── Items ──

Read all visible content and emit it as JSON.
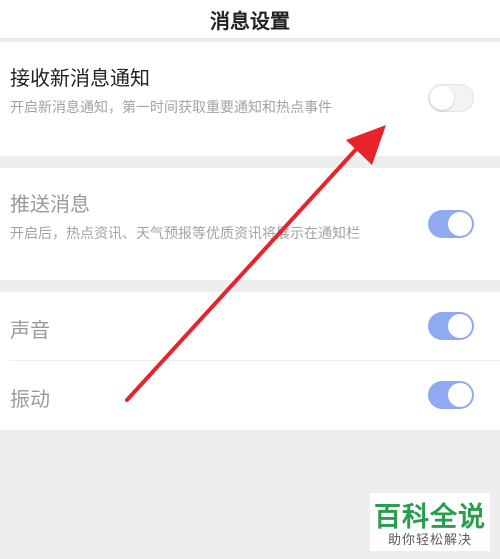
{
  "header": {
    "title": "消息设置"
  },
  "settings": {
    "new_message": {
      "title": "接收新消息通知",
      "desc": "开启新消息通知，第一时间获取重要通知和热点事件",
      "enabled": false
    },
    "push": {
      "title": "推送消息",
      "desc": "开启后，热点资讯、天气预报等优质资讯将展示在通知栏",
      "enabled": true
    },
    "sound": {
      "title": "声音",
      "enabled": true
    },
    "vibrate": {
      "title": "振动",
      "enabled": true
    }
  },
  "colors": {
    "toggle_on": "#8faaf0",
    "toggle_off": "#f3f3f3",
    "arrow": "#e8232a",
    "watermark": "#1e9a45"
  },
  "watermark": {
    "main": "百科全说",
    "sub": "助你轻松解决"
  }
}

───

Pictures are to be left out; the records above must be repeated word for word.

Read all visible content and emit it as JSON.
{
  "header": {
    "title": "消息设置"
  },
  "settings": {
    "new_message": {
      "title": "接收新消息通知",
      "desc": "开启新消息通知，第一时间获取重要通知和热点事件",
      "enabled": false
    },
    "push": {
      "title": "推送消息",
      "desc": "开启后，热点资讯、天气预报等优质资讯将展示在通知栏",
      "enabled": true
    },
    "sound": {
      "title": "声音",
      "enabled": true
    },
    "vibrate": {
      "title": "振动",
      "enabled": true
    }
  },
  "colors": {
    "toggle_on": "#8faaf0",
    "toggle_off": "#f3f3f3",
    "arrow": "#e8232a",
    "watermark": "#1e9a45"
  },
  "watermark": {
    "main": "百科全说",
    "sub": "助你轻松解决"
  }
}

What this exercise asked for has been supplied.